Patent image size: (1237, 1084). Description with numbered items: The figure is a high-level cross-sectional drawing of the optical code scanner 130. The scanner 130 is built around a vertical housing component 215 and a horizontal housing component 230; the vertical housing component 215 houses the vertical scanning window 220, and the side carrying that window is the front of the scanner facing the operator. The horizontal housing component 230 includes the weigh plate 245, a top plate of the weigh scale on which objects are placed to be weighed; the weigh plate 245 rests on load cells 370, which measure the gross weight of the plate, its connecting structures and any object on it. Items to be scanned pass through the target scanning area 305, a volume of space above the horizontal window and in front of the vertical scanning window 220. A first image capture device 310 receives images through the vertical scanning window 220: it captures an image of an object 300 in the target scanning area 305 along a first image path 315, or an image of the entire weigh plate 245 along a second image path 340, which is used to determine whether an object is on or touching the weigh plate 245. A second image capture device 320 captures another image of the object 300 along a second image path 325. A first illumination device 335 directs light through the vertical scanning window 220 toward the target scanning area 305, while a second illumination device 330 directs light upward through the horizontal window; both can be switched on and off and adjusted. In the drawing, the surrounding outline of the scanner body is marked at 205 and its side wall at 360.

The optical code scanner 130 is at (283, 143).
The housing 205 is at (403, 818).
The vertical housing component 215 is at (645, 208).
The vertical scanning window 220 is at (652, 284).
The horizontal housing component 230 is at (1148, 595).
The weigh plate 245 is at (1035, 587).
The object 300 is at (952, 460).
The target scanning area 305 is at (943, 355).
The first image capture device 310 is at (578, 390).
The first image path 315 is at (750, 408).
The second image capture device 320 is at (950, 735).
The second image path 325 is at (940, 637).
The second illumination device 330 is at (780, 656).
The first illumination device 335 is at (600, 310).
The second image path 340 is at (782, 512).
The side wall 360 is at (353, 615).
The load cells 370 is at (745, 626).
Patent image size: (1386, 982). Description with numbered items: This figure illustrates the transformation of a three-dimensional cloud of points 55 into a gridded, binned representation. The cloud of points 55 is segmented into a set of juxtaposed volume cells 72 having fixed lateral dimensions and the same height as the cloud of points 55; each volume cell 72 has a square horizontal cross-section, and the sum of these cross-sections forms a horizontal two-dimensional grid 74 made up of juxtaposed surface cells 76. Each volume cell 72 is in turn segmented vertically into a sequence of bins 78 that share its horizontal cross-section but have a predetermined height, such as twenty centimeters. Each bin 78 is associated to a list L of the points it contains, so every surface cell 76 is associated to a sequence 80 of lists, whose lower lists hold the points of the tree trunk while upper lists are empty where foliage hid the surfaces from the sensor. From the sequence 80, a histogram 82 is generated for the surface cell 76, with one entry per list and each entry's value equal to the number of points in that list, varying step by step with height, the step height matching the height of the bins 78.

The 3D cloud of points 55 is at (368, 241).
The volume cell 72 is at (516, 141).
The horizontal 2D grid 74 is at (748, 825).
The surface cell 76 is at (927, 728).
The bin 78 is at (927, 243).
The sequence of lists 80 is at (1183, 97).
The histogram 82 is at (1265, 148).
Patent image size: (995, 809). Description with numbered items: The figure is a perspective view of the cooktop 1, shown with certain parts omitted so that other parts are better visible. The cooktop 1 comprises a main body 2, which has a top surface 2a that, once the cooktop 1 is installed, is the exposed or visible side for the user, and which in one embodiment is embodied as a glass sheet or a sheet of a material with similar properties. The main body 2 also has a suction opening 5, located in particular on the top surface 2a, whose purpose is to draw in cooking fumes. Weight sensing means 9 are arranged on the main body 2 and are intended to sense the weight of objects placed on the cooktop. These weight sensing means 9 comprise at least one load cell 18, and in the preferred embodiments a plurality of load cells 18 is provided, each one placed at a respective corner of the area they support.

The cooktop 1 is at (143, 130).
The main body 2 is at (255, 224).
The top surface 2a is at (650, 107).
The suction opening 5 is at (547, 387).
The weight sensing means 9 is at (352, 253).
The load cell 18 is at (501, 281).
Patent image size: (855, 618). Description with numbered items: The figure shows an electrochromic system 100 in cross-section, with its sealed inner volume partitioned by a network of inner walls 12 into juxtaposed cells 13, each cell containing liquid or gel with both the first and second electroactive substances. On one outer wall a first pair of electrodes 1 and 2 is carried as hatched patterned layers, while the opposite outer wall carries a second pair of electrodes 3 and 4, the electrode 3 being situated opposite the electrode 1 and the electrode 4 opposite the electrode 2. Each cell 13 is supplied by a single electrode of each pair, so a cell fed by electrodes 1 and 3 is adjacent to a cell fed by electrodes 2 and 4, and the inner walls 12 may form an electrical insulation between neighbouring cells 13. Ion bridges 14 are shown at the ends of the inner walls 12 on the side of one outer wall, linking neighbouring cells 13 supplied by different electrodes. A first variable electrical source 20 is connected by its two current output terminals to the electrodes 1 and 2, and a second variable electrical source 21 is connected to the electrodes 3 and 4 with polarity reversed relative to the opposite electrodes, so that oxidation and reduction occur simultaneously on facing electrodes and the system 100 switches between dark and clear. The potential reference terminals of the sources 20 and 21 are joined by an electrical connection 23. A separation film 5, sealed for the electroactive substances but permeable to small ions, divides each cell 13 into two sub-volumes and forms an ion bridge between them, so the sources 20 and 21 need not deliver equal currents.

### WHAT YOU NEED TO DO
All entries are to be printed once more, exactly as given.

### RESULT OF THE TASK
Patent image size: (1237, 1084). Description with numbered items: The figure is a high-level cross-sectional drawing of the optical code scanner 130. The scanner 130 is built around a vertical housing component 215 and a horizontal housing component 230; the vertical housing component 215 houses the vertical scanning window 220, and the side carrying that window is the front of the scanner facing the operator. The horizontal housing component 230 includes the weigh plate 245, a top plate of the weigh scale on which objects are placed to be weighed; the weigh plate 245 rests on load cells 370, which measure the gross weight of the plate, its connecting structures and any object on it. Items to be scanned pass through the target scanning area 305, a volume of space above the horizontal window and in front of the vertical scanning window 220. A first image capture device 310 receives images through the vertical scanning window 220: it captures an image of an object 300 in the target scanning area 305 along a first image path 315, or an image of the entire weigh plate 245 along a second image path 340, which is used to determine whether an object is on or touching the weigh plate 245. A second image capture device 320 captures another image of the object 300 along a second image path 325. A first illumination device 335 directs light through the vertical scanning window 220 toward the target scanning area 305, while a second illumination device 330 directs light upward through the horizontal window; both can be switched on and off and adjusted. In the drawing, the surrounding outline of the scanner body is marked at 205 and its side wall at 360.

The optical code scanner 130 is at (283, 143).
The housing 205 is at (403, 818).
The vertical housing component 215 is at (645, 208).
The vertical scanning window 220 is at (652, 284).
The horizontal housing component 230 is at (1148, 595).
The weigh plate 245 is at (1035, 587).
The object 300 is at (952, 460).
The target scanning area 305 is at (943, 355).
The first image capture device 310 is at (578, 390).
The first image path 315 is at (750, 408).
The second image capture device 320 is at (950, 735).
The second image path 325 is at (940, 637).
The second illumination device 330 is at (780, 656).
The first illumination device 335 is at (600, 310).
The second image path 340 is at (782, 512).
The side wall 360 is at (353, 615).
The load cells 370 is at (745, 626).
Patent image size: (1386, 982). Description with numbered items: This figure illustrates the transformation of a three-dimensional cloud of points 55 into a gridded, binned representation. The cloud of points 55 is segmented into a set of juxtaposed volume cells 72 having fixed lateral dimensions and the same height as the cloud of points 55; each volume cell 72 has a square horizontal cross-section, and the sum of these cross-sections forms a horizontal two-dimensional grid 74 made up of juxtaposed surface cells 76. Each volume cell 72 is in turn segmented vertically into a sequence of bins 78 that share its horizontal cross-section but have a predetermined height, such as twenty centimeters. Each bin 78 is associated to a list L of the points it contains, so every surface cell 76 is associated to a sequence 80 of lists, whose lower lists hold the points of the tree trunk while upper lists are empty where foliage hid the surfaces from the sensor. From the sequence 80, a histogram 82 is generated for the surface cell 76, with one entry per list and each entry's value equal to the number of points in that list, varying step by step with height, the step height matching the height of the bins 78.

The 3D cloud of points 55 is at (368, 241).
The volume cell 72 is at (516, 141).
The horizontal 2D grid 74 is at (748, 825).
The surface cell 76 is at (927, 728).
The bin 78 is at (927, 243).
The sequence of lists 80 is at (1183, 97).
The histogram 82 is at (1265, 148).
Patent image size: (995, 809). Description with numbered items: The figure is a perspective view of the cooktop 1, shown with certain parts omitted so that other parts are better visible. The cooktop 1 comprises a main body 2, which has a top surface 2a that, once the cooktop 1 is installed, is the exposed or visible side for the user, and which in one embodiment is embodied as a glass sheet or a sheet of a material with similar properties. The main body 2 also has a suction opening 5, located in particular on the top surface 2a, whose purpose is to draw in cooking fumes. Weight sensing means 9 are arranged on the main body 2 and are intended to sense the weight of objects placed on the cooktop. These weight sensing means 9 comprise at least one load cell 18, and in the preferred embodiments a plurality of load cells 18 is provided, each one placed at a respective corner of the area they support.

The cooktop 1 is at (143, 130).
The main body 2 is at (255, 224).
The top surface 2a is at (650, 107).
The suction opening 5 is at (547, 387).
The weight sensing means 9 is at (352, 253).
The load cell 18 is at (501, 281).
Patent image size: (855, 618). Description with numbered items: The figure shows an electrochromic system 100 in cross-section, with its sealed inner volume partitioned by a network of inner walls 12 into juxtaposed cells 13, each cell containing liquid or gel with both the first and second electroactive substances. On one outer wall a first pair of electrodes 1 and 2 is carried as hatched patterned layers, while the opposite outer wall carries a second pair of electrodes 3 and 4, the electrode 3 being situated opposite the electrode 1 and the electrode 4 opposite the electrode 2. Each cell 13 is supplied by a single electrode of each pair, so a cell fed by electrodes 1 and 3 is adjacent to a cell fed by electrodes 2 and 4, and the inner walls 12 may form an electrical insulation between neighbouring cells 13. Ion bridges 14 are shown at the ends of the inner walls 12 on the side of one outer wall, linking neighbouring cells 13 supplied by different electrodes. A first variable electrical source 20 is connected by its two current output terminals to the electrodes 1 and 2, and a second variable electrical source 21 is connected to the electrodes 3 and 4 with polarity reversed relative to the opposite electrodes, so that oxidation and reduction occur simultaneously on facing electrodes and the system 100 switches between dark and clear. The potential reference terminals of the sources 20 and 21 are joined by an electrical connection 23. A separation film 5, sealed for the electroactive substances but permeable to small ions, divides each cell 13 into two sub-volumes and forms an ion bridge between them, so the sources 20 and 21 need not deliver equal currents.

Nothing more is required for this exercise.